GOAL OF THE EXERCISE - Give a verbatim quotation of every record.

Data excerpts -
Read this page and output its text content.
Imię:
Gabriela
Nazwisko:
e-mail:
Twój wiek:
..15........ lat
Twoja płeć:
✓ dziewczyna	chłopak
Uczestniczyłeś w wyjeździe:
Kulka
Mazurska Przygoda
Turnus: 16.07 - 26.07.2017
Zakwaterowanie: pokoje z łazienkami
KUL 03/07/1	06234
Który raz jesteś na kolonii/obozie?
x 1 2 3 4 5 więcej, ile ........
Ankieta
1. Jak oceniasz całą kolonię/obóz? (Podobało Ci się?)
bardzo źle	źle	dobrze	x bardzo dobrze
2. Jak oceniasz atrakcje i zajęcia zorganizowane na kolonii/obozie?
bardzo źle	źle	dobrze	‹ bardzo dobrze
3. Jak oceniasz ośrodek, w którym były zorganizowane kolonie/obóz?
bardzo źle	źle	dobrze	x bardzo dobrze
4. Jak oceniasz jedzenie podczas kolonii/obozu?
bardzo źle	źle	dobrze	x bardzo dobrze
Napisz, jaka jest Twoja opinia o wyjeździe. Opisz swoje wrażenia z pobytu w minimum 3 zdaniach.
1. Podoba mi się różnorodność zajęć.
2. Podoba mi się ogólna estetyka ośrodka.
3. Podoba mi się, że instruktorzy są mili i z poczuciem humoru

WORKED ANSWER -
Read this page and output its text content.
Imię:
Gabriela
Nazwisko:
e-mail:
Twój wiek:
..15........ lat
Twoja płeć:
✓ dziewczyna	chłopak
Uczestniczyłeś w wyjeździe:
Kulka
Mazurska Przygoda
Turnus: 16.07 - 26.07.2017
Zakwaterowanie: pokoje z łazienkami
KUL 03/07/1	06234
Który raz jesteś na kolonii/obozie?
x 1 2 3 4 5 więcej, ile ........
Ankieta
1. Jak oceniasz całą kolonię/obóz? (Podobało Ci się?)
bardzo źle	źle	dobrze	x bardzo dobrze
2. Jak oceniasz atrakcje i zajęcia zorganizowane na kolonii/obozie?
bardzo źle	źle	dobrze	‹ bardzo dobrze
3. Jak oceniasz ośrodek, w którym były zorganizowane kolonie/obóz?
bardzo źle	źle	dobrze	x bardzo dobrze
4. Jak oceniasz jedzenie podczas kolonii/obozu?
bardzo źle	źle	dobrze	x bardzo dobrze
Napisz, jaka jest Twoja opinia o wyjeździe. Opisz swoje wrażenia z pobytu w minimum 3 zdaniach.
1. Podoba mi się różnorodność zajęć.
2. Podoba mi się ogólna estetyka ośrodka.
3. Podoba mi się, że instruktorzy są mili i z poczuciem humoru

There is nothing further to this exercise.